Would you extract every line of the listing below and reproduce each one without any change?

Dataset items:

• • • • •

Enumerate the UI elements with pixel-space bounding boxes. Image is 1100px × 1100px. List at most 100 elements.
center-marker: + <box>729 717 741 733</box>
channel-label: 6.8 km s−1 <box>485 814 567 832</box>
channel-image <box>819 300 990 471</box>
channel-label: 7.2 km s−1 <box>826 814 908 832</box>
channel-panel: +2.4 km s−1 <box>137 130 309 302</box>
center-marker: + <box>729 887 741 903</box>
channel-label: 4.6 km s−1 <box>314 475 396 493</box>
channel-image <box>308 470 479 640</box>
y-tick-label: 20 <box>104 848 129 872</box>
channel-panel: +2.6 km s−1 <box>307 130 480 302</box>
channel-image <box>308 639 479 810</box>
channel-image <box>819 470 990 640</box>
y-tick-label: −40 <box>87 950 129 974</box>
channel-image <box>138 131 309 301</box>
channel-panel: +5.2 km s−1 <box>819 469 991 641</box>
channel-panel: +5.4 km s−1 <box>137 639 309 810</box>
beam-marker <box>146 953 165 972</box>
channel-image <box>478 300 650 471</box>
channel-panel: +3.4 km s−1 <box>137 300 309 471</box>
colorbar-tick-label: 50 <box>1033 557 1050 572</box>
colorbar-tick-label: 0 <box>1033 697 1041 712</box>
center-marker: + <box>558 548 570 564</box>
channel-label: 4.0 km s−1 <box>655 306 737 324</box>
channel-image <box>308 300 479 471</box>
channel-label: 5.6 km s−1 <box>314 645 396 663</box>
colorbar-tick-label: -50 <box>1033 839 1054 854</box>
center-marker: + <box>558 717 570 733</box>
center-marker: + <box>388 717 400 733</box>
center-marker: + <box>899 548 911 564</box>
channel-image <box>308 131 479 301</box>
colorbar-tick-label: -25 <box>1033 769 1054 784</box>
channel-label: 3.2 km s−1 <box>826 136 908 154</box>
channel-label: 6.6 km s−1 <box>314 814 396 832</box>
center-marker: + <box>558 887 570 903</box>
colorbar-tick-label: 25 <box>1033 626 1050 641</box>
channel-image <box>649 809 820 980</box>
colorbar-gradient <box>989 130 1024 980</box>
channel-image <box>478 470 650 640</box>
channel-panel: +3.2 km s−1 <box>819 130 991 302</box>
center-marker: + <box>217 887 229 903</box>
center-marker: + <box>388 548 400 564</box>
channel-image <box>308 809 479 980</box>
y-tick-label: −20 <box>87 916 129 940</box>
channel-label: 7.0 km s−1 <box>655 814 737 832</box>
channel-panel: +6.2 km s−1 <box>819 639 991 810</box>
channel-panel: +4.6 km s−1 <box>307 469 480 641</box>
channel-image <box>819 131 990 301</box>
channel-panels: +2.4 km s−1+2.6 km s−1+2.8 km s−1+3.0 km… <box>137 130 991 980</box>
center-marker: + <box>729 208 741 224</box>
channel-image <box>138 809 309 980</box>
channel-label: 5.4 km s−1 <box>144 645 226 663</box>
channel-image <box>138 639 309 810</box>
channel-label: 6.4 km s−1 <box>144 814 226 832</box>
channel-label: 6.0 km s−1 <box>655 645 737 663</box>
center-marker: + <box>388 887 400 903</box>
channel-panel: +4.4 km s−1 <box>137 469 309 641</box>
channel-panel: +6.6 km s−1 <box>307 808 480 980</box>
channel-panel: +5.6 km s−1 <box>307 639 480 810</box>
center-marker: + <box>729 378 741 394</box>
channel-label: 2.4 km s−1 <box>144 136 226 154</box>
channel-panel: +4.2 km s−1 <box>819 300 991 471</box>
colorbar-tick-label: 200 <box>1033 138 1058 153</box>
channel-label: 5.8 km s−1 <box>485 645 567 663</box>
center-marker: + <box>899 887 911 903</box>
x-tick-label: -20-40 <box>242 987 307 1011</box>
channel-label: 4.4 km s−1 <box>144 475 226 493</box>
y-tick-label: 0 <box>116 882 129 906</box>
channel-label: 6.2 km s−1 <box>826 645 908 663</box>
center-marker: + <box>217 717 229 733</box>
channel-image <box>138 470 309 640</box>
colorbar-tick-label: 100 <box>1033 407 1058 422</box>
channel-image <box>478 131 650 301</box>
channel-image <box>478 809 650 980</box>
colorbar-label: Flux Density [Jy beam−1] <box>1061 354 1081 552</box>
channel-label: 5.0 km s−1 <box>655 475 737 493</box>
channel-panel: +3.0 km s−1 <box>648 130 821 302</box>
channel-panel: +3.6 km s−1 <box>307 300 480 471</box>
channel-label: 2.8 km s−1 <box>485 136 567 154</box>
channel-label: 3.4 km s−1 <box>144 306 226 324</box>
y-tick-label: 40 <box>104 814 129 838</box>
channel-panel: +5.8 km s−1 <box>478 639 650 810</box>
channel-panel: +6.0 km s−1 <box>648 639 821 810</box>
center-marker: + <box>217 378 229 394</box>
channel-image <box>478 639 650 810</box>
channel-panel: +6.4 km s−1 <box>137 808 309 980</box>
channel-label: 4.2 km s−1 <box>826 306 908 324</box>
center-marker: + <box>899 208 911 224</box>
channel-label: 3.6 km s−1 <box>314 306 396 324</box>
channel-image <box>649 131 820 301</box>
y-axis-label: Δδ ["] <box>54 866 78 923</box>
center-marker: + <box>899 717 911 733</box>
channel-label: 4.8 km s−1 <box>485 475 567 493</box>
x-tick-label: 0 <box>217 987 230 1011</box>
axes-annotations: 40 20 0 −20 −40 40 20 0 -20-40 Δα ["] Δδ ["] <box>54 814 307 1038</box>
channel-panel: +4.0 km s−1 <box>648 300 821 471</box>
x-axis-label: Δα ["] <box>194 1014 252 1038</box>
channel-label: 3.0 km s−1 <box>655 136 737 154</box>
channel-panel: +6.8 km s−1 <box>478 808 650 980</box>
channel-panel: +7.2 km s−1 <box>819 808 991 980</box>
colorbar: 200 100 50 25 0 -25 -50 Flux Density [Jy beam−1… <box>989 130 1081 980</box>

• • • • •

**ANSWER**
Enumerate the UI elements with pixel-space bounding boxes. Image is 1100px × 1100px. List at most 100 elements.
center-marker: + <box>729 717 741 733</box>
channel-label: 6.8 km s−1 <box>485 814 567 832</box>
channel-image <box>819 300 990 471</box>
channel-label: 7.2 km s−1 <box>826 814 908 832</box>
channel-panel: +2.4 km s−1 <box>137 130 309 302</box>
center-marker: + <box>729 887 741 903</box>
channel-label: 4.6 km s−1 <box>314 475 396 493</box>
channel-image <box>308 470 479 640</box>
y-tick-label: 20 <box>104 848 129 872</box>
channel-panel: +2.6 km s−1 <box>307 130 480 302</box>
channel-image <box>308 639 479 810</box>
channel-image <box>819 470 990 640</box>
y-tick-label: −40 <box>87 950 129 974</box>
channel-image <box>138 131 309 301</box>
channel-panel: +5.2 km s−1 <box>819 469 991 641</box>
channel-panel: +5.4 km s−1 <box>137 639 309 810</box>
beam-marker <box>146 953 165 972</box>
channel-image <box>478 300 650 471</box>
channel-panel: +3.4 km s−1 <box>137 300 309 471</box>
colorbar-tick-label: 50 <box>1033 557 1050 572</box>
colorbar-tick-label: 0 <box>1033 697 1041 712</box>
center-marker: + <box>558 548 570 564</box>
channel-label: 4.0 km s−1 <box>655 306 737 324</box>
channel-image <box>308 300 479 471</box>
channel-label: 5.6 km s−1 <box>314 645 396 663</box>
colorbar-tick-label: -50 <box>1033 839 1054 854</box>
center-marker: + <box>558 717 570 733</box>
center-marker: + <box>388 717 400 733</box>
center-marker: + <box>899 548 911 564</box>
channel-image <box>308 131 479 301</box>
colorbar-tick-label: -25 <box>1033 769 1054 784</box>
channel-label: 3.2 km s−1 <box>826 136 908 154</box>
channel-label: 6.6 km s−1 <box>314 814 396 832</box>
center-marker: + <box>558 887 570 903</box>
colorbar-tick-label: 25 <box>1033 626 1050 641</box>
channel-image <box>649 809 820 980</box>
colorbar-gradient <box>989 130 1024 980</box>
channel-image <box>478 470 650 640</box>
channel-panel: +3.2 km s−1 <box>819 130 991 302</box>
center-marker: + <box>217 887 229 903</box>
center-marker: + <box>388 548 400 564</box>
channel-image <box>308 809 479 980</box>
y-tick-label: −20 <box>87 916 129 940</box>
channel-label: 7.0 km s−1 <box>655 814 737 832</box>
channel-panel: +6.2 km s−1 <box>819 639 991 810</box>
channel-panel: +4.6 km s−1 <box>307 469 480 641</box>
channel-image <box>819 131 990 301</box>
channel-panels: +2.4 km s−1+2.6 km s−1+2.8 km s−1+3.0 km… <box>137 130 991 980</box>
center-marker: + <box>729 208 741 224</box>
channel-image <box>138 809 309 980</box>
channel-label: 5.4 km s−1 <box>144 645 226 663</box>
channel-image <box>138 639 309 810</box>
channel-label: 6.4 km s−1 <box>144 814 226 832</box>
channel-label: 6.0 km s−1 <box>655 645 737 663</box>
center-marker: + <box>388 887 400 903</box>
channel-panel: +4.4 km s−1 <box>137 469 309 641</box>
channel-panel: +6.6 km s−1 <box>307 808 480 980</box>
channel-panel: +5.6 km s−1 <box>307 639 480 810</box>
center-marker: + <box>729 378 741 394</box>
channel-label: 2.4 km s−1 <box>144 136 226 154</box>
channel-panel: +4.2 km s−1 <box>819 300 991 471</box>
colorbar-tick-label: 200 <box>1033 138 1058 153</box>
channel-label: 5.8 km s−1 <box>485 645 567 663</box>
center-marker: + <box>899 887 911 903</box>
x-tick-label: -20-40 <box>242 987 307 1011</box>
channel-label: 4.4 km s−1 <box>144 475 226 493</box>
y-tick-label: 0 <box>116 882 129 906</box>
channel-label: 6.2 km s−1 <box>826 645 908 663</box>
center-marker: + <box>217 717 229 733</box>
channel-image <box>138 470 309 640</box>
colorbar-tick-label: 100 <box>1033 407 1058 422</box>
channel-image <box>478 131 650 301</box>
channel-image <box>478 809 650 980</box>
colorbar-label: Flux Density [Jy beam−1] <box>1061 354 1081 552</box>
channel-label: 5.0 km s−1 <box>655 475 737 493</box>
channel-panel: +3.0 km s−1 <box>648 130 821 302</box>
channel-panel: +3.6 km s−1 <box>307 300 480 471</box>
channel-label: 2.8 km s−1 <box>485 136 567 154</box>
channel-label: 3.4 km s−1 <box>144 306 226 324</box>
y-tick-label: 40 <box>104 814 129 838</box>
channel-panel: +5.8 km s−1 <box>478 639 650 810</box>
channel-panel: +6.0 km s−1 <box>648 639 821 810</box>
center-marker: + <box>217 378 229 394</box>
channel-image <box>478 639 650 810</box>
channel-panel: +6.4 km s−1 <box>137 808 309 980</box>
channel-label: 4.2 km s−1 <box>826 306 908 324</box>
center-marker: + <box>899 208 911 224</box>
channel-label: 3.6 km s−1 <box>314 306 396 324</box>
channel-image <box>649 131 820 301</box>
y-axis-label: Δδ ["] <box>54 866 78 923</box>
center-marker: + <box>899 717 911 733</box>
channel-label: 4.8 km s−1 <box>485 475 567 493</box>
x-tick-label: 0 <box>217 987 230 1011</box>
axes-annotations: 40 20 0 −20 −40 40 20 0 -20-40 Δα ["] Δδ ["] <box>54 814 307 1038</box>
channel-panel: +4.0 km s−1 <box>648 300 821 471</box>
x-axis-label: Δα ["] <box>194 1014 252 1038</box>
channel-label: 3.0 km s−1 <box>655 136 737 154</box>
channel-panel: +6.8 km s−1 <box>478 808 650 980</box>
channel-panel: +7.2 km s−1 <box>819 808 991 980</box>
colorbar: 200 100 50 25 0 -25 -50 Flux Density [Jy beam−1… <box>989 130 1081 980</box>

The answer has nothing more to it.